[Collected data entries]
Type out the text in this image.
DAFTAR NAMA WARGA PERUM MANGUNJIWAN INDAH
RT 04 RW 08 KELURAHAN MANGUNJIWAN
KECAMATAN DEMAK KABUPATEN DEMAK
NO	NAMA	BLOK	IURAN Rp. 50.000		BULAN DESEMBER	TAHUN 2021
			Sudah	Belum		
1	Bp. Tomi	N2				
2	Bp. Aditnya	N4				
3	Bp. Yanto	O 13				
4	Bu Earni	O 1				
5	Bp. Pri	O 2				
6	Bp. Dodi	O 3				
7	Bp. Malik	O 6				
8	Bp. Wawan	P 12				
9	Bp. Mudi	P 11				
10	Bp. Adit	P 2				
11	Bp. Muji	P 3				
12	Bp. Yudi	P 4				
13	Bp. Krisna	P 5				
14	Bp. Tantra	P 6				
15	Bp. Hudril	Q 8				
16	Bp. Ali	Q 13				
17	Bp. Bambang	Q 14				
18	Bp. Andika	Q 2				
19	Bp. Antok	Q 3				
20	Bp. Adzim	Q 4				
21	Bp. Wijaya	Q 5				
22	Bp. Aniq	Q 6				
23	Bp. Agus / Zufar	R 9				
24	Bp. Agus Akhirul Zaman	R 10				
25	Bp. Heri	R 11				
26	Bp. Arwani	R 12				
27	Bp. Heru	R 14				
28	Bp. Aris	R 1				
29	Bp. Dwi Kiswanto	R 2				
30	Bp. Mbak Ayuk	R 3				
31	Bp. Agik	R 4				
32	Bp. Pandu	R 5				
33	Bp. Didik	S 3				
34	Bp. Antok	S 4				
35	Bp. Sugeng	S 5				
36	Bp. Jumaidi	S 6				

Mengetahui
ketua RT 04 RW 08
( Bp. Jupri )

GOAL. Output the whole listing above again, word for word.

TASK OUTPUT.
Type out the text in this image.
DAFTAR NAMA WARGA PERUM MANGUNJIWAN INDAH
RT 04 RW 08 KELURAHAN MANGUNJIWAN
KECAMATAN DEMAK KABUPATEN DEMAK
NO	NAMA	BLOK	IURAN Rp. 50.000		BULAN DESEMBER	TAHUN 2021
			Sudah	Belum		
1	Bp. Tomi	N2				
2	Bp. Aditnya	N4				
3	Bp. Yanto	O 13				
4	Bu Earni	O 1				
5	Bp. Pri	O 2				
6	Bp. Dodi	O 3				
7	Bp. Malik	O 6				
8	Bp. Wawan	P 12				
9	Bp. Mudi	P 11				
10	Bp. Adit	P 2				
11	Bp. Muji	P 3				
12	Bp. Yudi	P 4				
13	Bp. Krisna	P 5				
14	Bp. Tantra	P 6				
15	Bp. Hudril	Q 8				
16	Bp. Ali	Q 13				
17	Bp. Bambang	Q 14				
18	Bp. Andika	Q 2				
19	Bp. Antok	Q 3				
20	Bp. Adzim	Q 4				
21	Bp. Wijaya	Q 5				
22	Bp. Aniq	Q 6				
23	Bp. Agus / Zufar	R 9				
24	Bp. Agus Akhirul Zaman	R 10				
25	Bp. Heri	R 11				
26	Bp. Arwani	R 12				
27	Bp. Heru	R 14				
28	Bp. Aris	R 1				
29	Bp. Dwi Kiswanto	R 2				
30	Bp. Mbak Ayuk	R 3				
31	Bp. Agik	R 4				
32	Bp. Pandu	R 5				
33	Bp. Didik	S 3				
34	Bp. Antok	S 4				
35	Bp. Sugeng	S 5				
36	Bp. Jumaidi	S 6				

Mengetahui
ketua RT 04 RW 08
( Bp. Jupri )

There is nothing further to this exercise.